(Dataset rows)
================================

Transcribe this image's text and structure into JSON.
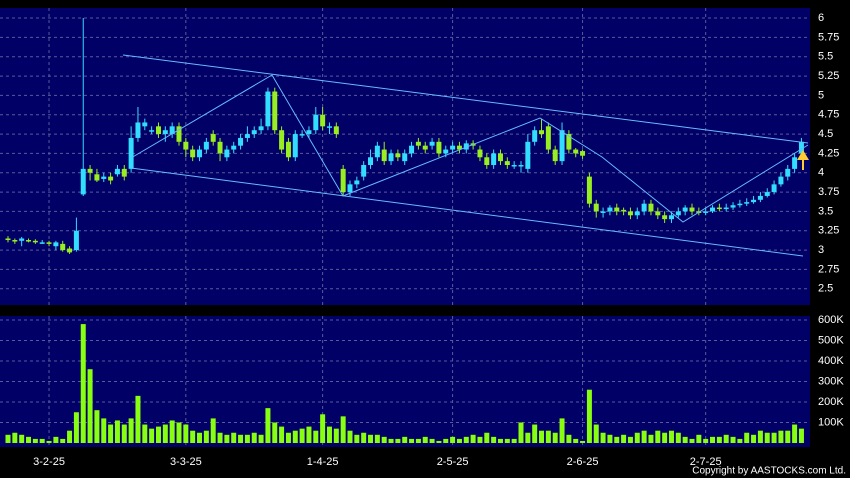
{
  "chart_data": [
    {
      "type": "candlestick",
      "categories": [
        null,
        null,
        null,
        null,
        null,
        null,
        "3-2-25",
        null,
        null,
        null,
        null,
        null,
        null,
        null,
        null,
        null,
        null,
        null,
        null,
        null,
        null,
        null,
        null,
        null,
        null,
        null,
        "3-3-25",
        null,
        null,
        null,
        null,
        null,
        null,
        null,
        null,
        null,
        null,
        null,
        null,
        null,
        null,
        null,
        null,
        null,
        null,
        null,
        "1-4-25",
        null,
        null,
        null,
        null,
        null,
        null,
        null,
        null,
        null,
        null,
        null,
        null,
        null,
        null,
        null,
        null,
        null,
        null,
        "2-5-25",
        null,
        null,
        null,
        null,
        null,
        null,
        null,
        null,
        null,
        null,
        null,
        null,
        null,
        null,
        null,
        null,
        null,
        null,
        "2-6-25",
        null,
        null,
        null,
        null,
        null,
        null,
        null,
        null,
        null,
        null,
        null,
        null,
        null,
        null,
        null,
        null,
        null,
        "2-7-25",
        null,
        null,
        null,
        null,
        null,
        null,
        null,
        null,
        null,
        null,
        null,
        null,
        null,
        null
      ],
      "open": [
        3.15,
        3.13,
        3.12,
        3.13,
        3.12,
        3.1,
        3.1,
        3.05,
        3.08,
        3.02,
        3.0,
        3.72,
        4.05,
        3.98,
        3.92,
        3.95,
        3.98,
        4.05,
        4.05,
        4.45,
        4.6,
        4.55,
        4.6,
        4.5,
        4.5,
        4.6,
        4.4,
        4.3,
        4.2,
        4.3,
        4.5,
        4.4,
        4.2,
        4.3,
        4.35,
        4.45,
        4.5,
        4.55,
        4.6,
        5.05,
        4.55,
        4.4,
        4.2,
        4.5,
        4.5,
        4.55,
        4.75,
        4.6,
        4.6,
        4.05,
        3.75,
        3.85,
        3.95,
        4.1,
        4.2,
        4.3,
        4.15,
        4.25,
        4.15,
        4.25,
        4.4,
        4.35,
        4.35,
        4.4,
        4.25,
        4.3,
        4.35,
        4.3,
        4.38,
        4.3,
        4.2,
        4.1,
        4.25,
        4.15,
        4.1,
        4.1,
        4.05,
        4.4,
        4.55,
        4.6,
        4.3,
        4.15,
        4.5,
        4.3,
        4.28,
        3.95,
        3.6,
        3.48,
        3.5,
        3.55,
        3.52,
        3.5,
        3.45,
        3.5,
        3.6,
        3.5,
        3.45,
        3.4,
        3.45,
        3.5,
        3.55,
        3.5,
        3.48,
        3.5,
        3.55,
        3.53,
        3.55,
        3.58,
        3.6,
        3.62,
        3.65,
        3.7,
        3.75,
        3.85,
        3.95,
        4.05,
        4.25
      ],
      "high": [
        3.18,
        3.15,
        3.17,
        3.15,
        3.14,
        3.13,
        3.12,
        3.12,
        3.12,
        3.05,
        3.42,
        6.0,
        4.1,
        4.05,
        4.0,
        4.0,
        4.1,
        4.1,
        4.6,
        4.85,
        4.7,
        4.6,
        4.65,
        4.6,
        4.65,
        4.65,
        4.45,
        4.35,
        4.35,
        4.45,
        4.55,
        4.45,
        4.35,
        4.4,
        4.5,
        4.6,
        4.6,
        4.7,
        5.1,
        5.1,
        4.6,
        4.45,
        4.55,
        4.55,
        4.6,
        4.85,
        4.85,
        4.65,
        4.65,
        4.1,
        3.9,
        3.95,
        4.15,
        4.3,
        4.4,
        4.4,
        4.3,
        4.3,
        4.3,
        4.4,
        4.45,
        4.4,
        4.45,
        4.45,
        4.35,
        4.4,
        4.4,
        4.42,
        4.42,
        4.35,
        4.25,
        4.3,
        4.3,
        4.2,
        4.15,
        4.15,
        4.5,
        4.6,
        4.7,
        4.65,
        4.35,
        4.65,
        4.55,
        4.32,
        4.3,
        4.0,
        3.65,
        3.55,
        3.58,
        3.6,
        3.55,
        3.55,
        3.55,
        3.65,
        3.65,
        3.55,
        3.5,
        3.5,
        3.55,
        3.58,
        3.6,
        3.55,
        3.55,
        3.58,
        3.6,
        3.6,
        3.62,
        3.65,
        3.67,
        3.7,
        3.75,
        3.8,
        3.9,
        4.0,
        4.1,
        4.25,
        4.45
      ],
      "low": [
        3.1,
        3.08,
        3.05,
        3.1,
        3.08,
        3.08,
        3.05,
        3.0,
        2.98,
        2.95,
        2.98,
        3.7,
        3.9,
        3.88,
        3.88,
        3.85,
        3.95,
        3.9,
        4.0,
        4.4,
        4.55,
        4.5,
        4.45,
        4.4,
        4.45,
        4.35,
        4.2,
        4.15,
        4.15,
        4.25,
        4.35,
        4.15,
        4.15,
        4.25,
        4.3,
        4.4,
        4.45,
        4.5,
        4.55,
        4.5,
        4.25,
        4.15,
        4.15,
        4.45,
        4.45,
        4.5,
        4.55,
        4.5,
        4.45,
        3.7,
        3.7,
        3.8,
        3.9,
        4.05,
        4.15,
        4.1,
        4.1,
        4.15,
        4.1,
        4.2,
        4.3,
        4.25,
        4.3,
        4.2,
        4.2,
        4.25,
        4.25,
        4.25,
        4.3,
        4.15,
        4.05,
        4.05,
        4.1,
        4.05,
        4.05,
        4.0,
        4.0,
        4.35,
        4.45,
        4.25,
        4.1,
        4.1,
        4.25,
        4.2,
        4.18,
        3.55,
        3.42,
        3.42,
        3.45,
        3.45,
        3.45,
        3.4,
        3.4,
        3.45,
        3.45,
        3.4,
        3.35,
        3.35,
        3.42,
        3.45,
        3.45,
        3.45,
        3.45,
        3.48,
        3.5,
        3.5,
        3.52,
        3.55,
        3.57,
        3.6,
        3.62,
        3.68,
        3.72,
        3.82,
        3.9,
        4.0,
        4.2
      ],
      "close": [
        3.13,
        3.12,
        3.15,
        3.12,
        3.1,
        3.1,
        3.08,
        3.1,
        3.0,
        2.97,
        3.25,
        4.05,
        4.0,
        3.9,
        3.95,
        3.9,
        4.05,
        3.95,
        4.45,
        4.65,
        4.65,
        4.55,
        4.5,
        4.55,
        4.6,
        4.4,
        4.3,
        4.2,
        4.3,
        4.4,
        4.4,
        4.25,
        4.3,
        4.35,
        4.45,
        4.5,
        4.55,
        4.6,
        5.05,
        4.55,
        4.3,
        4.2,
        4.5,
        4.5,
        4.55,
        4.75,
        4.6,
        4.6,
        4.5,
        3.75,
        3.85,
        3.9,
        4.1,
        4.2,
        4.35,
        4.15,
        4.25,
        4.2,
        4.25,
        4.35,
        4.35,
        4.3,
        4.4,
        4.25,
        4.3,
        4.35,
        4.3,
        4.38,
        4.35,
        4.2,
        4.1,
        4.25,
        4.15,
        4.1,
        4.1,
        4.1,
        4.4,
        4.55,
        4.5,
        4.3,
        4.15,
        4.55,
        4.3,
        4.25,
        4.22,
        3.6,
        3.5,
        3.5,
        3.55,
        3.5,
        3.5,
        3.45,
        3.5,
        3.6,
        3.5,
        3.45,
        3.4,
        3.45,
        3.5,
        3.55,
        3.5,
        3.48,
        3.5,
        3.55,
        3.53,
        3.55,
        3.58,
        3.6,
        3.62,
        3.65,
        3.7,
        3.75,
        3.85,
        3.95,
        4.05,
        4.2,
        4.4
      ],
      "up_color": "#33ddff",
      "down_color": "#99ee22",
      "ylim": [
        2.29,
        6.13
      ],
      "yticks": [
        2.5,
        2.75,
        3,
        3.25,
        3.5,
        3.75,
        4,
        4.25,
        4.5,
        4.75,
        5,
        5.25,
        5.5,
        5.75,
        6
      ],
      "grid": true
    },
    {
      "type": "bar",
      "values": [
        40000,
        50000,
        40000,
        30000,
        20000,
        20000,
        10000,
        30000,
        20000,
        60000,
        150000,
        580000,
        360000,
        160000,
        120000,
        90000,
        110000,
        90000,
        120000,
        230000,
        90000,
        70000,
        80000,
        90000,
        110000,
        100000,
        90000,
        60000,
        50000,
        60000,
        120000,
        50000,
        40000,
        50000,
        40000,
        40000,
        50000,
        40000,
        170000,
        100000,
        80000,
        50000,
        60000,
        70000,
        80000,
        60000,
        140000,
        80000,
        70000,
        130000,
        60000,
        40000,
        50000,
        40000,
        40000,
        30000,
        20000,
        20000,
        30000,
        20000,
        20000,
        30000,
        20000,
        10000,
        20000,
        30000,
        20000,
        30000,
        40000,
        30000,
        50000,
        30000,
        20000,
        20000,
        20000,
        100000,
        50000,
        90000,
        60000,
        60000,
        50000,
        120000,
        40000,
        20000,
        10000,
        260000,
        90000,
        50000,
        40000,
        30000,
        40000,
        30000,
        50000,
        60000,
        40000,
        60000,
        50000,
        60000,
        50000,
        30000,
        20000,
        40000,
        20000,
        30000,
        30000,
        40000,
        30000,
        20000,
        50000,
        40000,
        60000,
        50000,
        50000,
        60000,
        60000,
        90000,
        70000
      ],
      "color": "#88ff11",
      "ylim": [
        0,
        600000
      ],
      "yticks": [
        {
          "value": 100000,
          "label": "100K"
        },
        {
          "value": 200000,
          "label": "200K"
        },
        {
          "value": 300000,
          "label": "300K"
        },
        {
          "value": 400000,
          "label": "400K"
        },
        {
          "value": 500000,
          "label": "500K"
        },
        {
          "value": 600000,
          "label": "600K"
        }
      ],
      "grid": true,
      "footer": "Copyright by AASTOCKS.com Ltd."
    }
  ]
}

================================

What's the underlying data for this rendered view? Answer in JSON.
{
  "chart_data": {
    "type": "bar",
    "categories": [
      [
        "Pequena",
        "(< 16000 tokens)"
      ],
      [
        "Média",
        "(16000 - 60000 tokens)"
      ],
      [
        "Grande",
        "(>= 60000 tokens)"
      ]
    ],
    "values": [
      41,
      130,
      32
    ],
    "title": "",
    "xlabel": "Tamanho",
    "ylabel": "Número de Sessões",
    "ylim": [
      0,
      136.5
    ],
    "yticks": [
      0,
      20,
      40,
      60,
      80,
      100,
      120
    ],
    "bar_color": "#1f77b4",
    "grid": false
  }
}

================================

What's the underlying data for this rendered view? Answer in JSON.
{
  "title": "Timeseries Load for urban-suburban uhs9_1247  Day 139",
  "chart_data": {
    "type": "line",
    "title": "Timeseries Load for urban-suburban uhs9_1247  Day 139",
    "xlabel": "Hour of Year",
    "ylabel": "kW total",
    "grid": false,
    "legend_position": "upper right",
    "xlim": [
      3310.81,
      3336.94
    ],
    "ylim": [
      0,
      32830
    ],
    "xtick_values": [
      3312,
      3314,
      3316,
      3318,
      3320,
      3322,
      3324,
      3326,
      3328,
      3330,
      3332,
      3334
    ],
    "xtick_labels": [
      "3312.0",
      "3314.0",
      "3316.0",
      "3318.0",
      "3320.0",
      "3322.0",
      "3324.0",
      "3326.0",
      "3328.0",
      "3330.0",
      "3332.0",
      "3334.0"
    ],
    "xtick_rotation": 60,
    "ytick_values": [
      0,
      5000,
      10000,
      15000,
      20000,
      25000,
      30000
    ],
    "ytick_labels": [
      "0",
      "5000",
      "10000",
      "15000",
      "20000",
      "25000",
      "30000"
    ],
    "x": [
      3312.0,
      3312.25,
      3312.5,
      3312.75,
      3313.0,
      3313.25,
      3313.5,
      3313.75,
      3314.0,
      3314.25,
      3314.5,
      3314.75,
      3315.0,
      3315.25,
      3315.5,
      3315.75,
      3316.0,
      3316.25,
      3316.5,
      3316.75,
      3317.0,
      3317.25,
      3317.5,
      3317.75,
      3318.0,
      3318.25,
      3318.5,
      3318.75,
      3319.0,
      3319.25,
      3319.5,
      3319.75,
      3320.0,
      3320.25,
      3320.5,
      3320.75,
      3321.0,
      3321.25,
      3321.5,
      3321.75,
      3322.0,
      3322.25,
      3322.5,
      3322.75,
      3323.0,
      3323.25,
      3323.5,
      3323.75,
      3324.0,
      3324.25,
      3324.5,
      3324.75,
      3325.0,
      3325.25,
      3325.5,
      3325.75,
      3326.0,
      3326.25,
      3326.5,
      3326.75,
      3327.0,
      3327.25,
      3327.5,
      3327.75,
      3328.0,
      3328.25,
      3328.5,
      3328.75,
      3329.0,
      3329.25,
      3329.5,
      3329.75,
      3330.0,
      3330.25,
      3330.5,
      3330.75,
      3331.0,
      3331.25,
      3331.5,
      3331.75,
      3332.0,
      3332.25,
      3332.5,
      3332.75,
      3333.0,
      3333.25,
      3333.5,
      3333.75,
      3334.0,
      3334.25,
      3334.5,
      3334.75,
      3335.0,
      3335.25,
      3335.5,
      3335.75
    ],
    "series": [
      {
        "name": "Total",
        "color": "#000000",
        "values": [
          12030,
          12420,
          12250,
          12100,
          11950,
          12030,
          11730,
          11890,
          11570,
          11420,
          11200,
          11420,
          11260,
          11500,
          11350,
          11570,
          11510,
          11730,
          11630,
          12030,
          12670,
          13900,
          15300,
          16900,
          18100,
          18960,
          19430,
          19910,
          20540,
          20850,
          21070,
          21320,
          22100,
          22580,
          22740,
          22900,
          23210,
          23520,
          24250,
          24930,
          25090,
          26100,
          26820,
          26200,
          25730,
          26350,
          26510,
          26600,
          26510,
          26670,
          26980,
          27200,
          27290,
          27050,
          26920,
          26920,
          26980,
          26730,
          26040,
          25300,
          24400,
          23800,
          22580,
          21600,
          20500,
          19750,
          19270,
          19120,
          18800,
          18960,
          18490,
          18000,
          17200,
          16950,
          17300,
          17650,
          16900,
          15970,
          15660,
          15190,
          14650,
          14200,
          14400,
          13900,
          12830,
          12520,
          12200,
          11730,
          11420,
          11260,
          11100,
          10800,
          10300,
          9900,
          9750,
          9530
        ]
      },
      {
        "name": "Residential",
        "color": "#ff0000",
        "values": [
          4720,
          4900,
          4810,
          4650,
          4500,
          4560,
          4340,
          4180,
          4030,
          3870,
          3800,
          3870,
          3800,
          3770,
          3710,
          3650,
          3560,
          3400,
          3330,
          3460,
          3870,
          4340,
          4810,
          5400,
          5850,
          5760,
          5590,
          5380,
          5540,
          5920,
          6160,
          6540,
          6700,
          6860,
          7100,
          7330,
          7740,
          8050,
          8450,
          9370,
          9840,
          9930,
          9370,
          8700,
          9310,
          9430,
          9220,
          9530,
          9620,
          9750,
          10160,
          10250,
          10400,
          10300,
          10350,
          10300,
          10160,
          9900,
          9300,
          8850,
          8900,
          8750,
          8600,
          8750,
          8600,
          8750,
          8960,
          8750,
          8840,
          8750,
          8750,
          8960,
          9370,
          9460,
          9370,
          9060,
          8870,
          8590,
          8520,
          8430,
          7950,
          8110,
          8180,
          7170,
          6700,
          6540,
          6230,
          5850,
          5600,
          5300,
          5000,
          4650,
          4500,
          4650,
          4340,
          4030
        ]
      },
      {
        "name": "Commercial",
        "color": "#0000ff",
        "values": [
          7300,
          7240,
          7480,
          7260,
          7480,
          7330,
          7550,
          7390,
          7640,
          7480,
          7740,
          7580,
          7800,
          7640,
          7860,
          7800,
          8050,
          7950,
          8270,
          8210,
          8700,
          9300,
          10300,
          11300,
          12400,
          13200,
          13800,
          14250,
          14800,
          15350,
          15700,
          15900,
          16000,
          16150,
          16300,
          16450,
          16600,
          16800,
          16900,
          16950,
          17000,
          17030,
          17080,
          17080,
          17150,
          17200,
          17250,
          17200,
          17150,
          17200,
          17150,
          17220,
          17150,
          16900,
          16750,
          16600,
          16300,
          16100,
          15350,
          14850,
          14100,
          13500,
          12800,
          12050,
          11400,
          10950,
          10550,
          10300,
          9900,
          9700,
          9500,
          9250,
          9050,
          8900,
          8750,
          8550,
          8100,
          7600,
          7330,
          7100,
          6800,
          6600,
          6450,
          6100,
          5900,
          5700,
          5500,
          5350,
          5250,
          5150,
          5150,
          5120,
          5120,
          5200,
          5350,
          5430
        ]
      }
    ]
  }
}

================================

> THE PROBLEM:
Using the listing above, list every line in which the string "ylabel" occurs.

> RESULT OF THIS TASK:
    "ylabel": "Número de Sessões",
    "ylabel": "kW total",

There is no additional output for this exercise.